What is asked
The entries below are to be repeated exactly as they stand.

Dataset rows

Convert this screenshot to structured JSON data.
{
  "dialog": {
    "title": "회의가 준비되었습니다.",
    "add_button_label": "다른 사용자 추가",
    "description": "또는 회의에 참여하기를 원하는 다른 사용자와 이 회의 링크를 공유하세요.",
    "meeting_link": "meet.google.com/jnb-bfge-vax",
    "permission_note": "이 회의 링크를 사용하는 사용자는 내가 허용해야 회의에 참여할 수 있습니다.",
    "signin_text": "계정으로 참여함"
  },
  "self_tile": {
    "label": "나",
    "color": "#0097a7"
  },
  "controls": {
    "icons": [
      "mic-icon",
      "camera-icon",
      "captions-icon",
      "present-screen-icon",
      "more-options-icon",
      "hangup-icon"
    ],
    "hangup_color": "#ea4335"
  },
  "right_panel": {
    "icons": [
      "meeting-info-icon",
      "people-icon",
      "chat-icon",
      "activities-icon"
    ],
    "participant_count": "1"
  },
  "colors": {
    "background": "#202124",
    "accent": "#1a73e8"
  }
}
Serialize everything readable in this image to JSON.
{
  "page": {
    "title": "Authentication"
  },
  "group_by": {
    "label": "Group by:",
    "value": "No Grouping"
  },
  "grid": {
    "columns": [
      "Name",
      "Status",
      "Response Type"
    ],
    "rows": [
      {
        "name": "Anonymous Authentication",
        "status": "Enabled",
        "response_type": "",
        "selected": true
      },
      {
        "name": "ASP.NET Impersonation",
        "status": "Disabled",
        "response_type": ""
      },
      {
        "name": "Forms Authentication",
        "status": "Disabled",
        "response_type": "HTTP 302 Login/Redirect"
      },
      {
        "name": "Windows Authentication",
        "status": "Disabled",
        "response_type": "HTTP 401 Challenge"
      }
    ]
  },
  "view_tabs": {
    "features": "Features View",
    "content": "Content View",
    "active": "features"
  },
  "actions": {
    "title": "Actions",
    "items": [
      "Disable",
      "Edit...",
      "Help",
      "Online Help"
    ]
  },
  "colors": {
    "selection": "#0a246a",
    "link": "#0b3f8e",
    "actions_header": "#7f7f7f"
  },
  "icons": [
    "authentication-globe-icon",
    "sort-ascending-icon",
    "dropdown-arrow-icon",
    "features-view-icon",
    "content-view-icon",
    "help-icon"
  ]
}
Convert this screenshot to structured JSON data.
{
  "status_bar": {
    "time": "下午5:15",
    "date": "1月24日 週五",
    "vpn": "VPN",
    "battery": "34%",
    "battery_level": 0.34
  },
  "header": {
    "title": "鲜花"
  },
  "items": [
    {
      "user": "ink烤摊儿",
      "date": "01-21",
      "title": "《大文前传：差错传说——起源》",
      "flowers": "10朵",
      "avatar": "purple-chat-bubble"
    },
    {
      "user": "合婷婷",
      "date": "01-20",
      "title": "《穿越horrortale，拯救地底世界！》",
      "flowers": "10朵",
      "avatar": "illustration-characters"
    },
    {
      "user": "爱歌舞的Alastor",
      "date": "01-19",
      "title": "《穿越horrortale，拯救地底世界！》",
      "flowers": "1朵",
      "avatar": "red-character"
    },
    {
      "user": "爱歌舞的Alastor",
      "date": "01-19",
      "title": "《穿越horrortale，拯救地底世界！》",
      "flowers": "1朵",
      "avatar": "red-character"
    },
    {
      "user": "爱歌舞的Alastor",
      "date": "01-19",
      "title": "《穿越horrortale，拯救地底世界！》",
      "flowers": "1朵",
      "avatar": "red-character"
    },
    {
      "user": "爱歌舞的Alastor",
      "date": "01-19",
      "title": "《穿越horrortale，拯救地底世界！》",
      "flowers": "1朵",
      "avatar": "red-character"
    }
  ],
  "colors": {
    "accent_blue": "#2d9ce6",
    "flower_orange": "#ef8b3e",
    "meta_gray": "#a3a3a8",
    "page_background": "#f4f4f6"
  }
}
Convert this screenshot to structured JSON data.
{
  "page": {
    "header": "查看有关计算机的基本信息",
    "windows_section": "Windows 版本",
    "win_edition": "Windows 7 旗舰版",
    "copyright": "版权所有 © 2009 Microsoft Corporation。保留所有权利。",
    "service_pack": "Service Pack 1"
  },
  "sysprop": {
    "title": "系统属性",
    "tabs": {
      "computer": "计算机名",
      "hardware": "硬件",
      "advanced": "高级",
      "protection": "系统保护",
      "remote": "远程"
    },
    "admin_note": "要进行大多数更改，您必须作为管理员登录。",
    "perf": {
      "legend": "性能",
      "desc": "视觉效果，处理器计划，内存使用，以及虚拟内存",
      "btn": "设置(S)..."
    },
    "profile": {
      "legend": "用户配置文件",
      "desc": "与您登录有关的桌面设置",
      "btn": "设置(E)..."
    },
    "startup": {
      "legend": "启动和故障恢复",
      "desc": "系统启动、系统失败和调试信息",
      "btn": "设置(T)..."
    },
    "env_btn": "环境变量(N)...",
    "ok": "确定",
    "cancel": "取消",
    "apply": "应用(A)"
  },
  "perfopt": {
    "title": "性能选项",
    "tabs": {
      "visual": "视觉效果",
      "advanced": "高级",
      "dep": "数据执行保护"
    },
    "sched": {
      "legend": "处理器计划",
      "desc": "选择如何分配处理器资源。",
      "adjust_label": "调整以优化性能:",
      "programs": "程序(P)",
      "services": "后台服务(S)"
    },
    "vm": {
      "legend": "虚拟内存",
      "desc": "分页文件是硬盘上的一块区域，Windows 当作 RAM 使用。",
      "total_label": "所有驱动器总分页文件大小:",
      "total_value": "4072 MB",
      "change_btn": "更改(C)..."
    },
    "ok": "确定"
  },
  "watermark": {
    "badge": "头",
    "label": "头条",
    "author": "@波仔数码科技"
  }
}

Exercise response
Convert this screenshot to structured JSON data.
{
  "dialog": {
    "title": "회의가 준비되었습니다.",
    "add_button_label": "다른 사용자 추가",
    "description": "또는 회의에 참여하기를 원하는 다른 사용자와 이 회의 링크를 공유하세요.",
    "meeting_link": "meet.google.com/jnb-bfge-vax",
    "permission_note": "이 회의 링크를 사용하는 사용자는 내가 허용해야 회의에 참여할 수 있습니다.",
    "signin_text": "계정으로 참여함"
  },
  "self_tile": {
    "label": "나",
    "color": "#0097a7"
  },
  "controls": {
    "icons": [
      "mic-icon",
      "camera-icon",
      "captions-icon",
      "present-screen-icon",
      "more-options-icon",
      "hangup-icon"
    ],
    "hangup_color": "#ea4335"
  },
  "right_panel": {
    "icons": [
      "meeting-info-icon",
      "people-icon",
      "chat-icon",
      "activities-icon"
    ],
    "participant_count": "1"
  },
  "colors": {
    "background": "#202124",
    "accent": "#1a73e8"
  }
}
Serialize everything readable in this image to JSON.
{
  "page": {
    "title": "Authentication"
  },
  "group_by": {
    "label": "Group by:",
    "value": "No Grouping"
  },
  "grid": {
    "columns": [
      "Name",
      "Status",
      "Response Type"
    ],
    "rows": [
      {
        "name": "Anonymous Authentication",
        "status": "Enabled",
        "response_type": "",
        "selected": true
      },
      {
        "name": "ASP.NET Impersonation",
        "status": "Disabled",
        "response_type": ""
      },
      {
        "name": "Forms Authentication",
        "status": "Disabled",
        "response_type": "HTTP 302 Login/Redirect"
      },
      {
        "name": "Windows Authentication",
        "status": "Disabled",
        "response_type": "HTTP 401 Challenge"
      }
    ]
  },
  "view_tabs": {
    "features": "Features View",
    "content": "Content View",
    "active": "features"
  },
  "actions": {
    "title": "Actions",
    "items": [
      "Disable",
      "Edit...",
      "Help",
      "Online Help"
    ]
  },
  "colors": {
    "selection": "#0a246a",
    "link": "#0b3f8e",
    "actions_header": "#7f7f7f"
  },
  "icons": [
    "authentication-globe-icon",
    "sort-ascending-icon",
    "dropdown-arrow-icon",
    "features-view-icon",
    "content-view-icon",
    "help-icon"
  ]
}
Convert this screenshot to structured JSON data.
{
  "status_bar": {
    "time": "下午5:15",
    "date": "1月24日 週五",
    "vpn": "VPN",
    "battery": "34%",
    "battery_level": 0.34
  },
  "header": {
    "title": "鲜花"
  },
  "items": [
    {
      "user": "ink烤摊儿",
      "date": "01-21",
      "title": "《大文前传：差错传说——起源》",
      "flowers": "10朵",
      "avatar": "purple-chat-bubble"
    },
    {
      "user": "合婷婷",
      "date": "01-20",
      "title": "《穿越horrortale，拯救地底世界！》",
      "flowers": "10朵",
      "avatar": "illustration-characters"
    },
    {
      "user": "爱歌舞的Alastor",
      "date": "01-19",
      "title": "《穿越horrortale，拯救地底世界！》",
      "flowers": "1朵",
      "avatar": "red-character"
    },
    {
      "user": "爱歌舞的Alastor",
      "date": "01-19",
      "title": "《穿越horrortale，拯救地底世界！》",
      "flowers": "1朵",
      "avatar": "red-character"
    },
    {
      "user": "爱歌舞的Alastor",
      "date": "01-19",
      "title": "《穿越horrortale，拯救地底世界！》",
      "flowers": "1朵",
      "avatar": "red-character"
    },
    {
      "user": "爱歌舞的Alastor",
      "date": "01-19",
      "title": "《穿越horrortale，拯救地底世界！》",
      "flowers": "1朵",
      "avatar": "red-character"
    }
  ],
  "colors": {
    "accent_blue": "#2d9ce6",
    "flower_orange": "#ef8b3e",
    "meta_gray": "#a3a3a8",
    "page_background": "#f4f4f6"
  }
}
Convert this screenshot to structured JSON data.
{
  "page": {
    "header": "查看有关计算机的基本信息",
    "windows_section": "Windows 版本",
    "win_edition": "Windows 7 旗舰版",
    "copyright": "版权所有 © 2009 Microsoft Corporation。保留所有权利。",
    "service_pack": "Service Pack 1"
  },
  "sysprop": {
    "title": "系统属性",
    "tabs": {
      "computer": "计算机名",
      "hardware": "硬件",
      "advanced": "高级",
      "protection": "系统保护",
      "remote": "远程"
    },
    "admin_note": "要进行大多数更改，您必须作为管理员登录。",
    "perf": {
      "legend": "性能",
      "desc": "视觉效果，处理器计划，内存使用，以及虚拟内存",
      "btn": "设置(S)..."
    },
    "profile": {
      "legend": "用户配置文件",
      "desc": "与您登录有关的桌面设置",
      "btn": "设置(E)..."
    },
    "startup": {
      "legend": "启动和故障恢复",
      "desc": "系统启动、系统失败和调试信息",
      "btn": "设置(T)..."
    },
    "env_btn": "环境变量(N)...",
    "ok": "确定",
    "cancel": "取消",
    "apply": "应用(A)"
  },
  "perfopt": {
    "title": "性能选项",
    "tabs": {
      "visual": "视觉效果",
      "advanced": "高级",
      "dep": "数据执行保护"
    },
    "sched": {
      "legend": "处理器计划",
      "desc": "选择如何分配处理器资源。",
      "adjust_label": "调整以优化性能:",
      "programs": "程序(P)",
      "services": "后台服务(S)"
    },
    "vm": {
      "legend": "虚拟内存",
      "desc": "分页文件是硬盘上的一块区域，Windows 当作 RAM 使用。",
      "total_label": "所有驱动器总分页文件大小:",
      "total_value": "4072 MB",
      "change_btn": "更改(C)..."
    },
    "ok": "确定"
  },
  "watermark": {
    "badge": "头",
    "label": "头条",
    "author": "@波仔数码科技"
  }
}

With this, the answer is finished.